-- START DATA TO PROCESS --
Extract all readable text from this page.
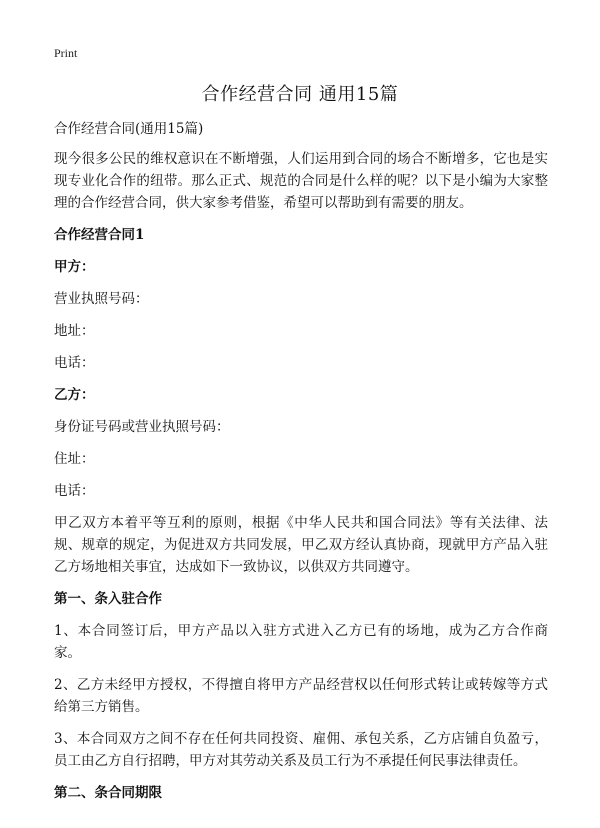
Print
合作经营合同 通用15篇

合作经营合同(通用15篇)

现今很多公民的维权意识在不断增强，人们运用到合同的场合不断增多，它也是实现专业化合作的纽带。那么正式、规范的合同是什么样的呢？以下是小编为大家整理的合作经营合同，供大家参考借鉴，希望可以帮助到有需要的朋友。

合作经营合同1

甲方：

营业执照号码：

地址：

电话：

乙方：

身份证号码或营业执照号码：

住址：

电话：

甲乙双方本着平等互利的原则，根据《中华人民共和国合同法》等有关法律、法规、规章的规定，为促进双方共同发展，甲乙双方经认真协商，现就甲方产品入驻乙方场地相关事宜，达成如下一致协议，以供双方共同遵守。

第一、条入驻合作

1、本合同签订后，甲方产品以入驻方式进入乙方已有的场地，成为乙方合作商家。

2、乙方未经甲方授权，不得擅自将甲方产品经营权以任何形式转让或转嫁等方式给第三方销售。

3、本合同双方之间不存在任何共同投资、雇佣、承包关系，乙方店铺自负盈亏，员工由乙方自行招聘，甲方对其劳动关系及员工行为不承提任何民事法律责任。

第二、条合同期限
-- END DATA TO PROCESS --
### TASK DETAILS
Retype all entries exactly as they appear, dropping the images.

### ANSWER TO THIS PROBLEM
Extract all readable text from this page.
Print
合作经营合同 通用15篇

合作经营合同(通用15篇)

现今很多公民的维权意识在不断增强，人们运用到合同的场合不断增多，它也是实现专业化合作的纽带。那么正式、规范的合同是什么样的呢？以下是小编为大家整理的合作经营合同，供大家参考借鉴，希望可以帮助到有需要的朋友。

合作经营合同1

甲方：

营业执照号码：

地址：

电话：

乙方：

身份证号码或营业执照号码：

住址：

电话：

甲乙双方本着平等互利的原则，根据《中华人民共和国合同法》等有关法律、法规、规章的规定，为促进双方共同发展，甲乙双方经认真协商，现就甲方产品入驻乙方场地相关事宜，达成如下一致协议，以供双方共同遵守。

第一、条入驻合作

1、本合同签订后，甲方产品以入驻方式进入乙方已有的场地，成为乙方合作商家。

2、乙方未经甲方授权，不得擅自将甲方产品经营权以任何形式转让或转嫁等方式给第三方销售。

3、本合同双方之间不存在任何共同投资、雇佣、承包关系，乙方店铺自负盈亏，员工由乙方自行招聘，甲方对其劳动关系及员工行为不承提任何民事法律责任。

第二、条合同期限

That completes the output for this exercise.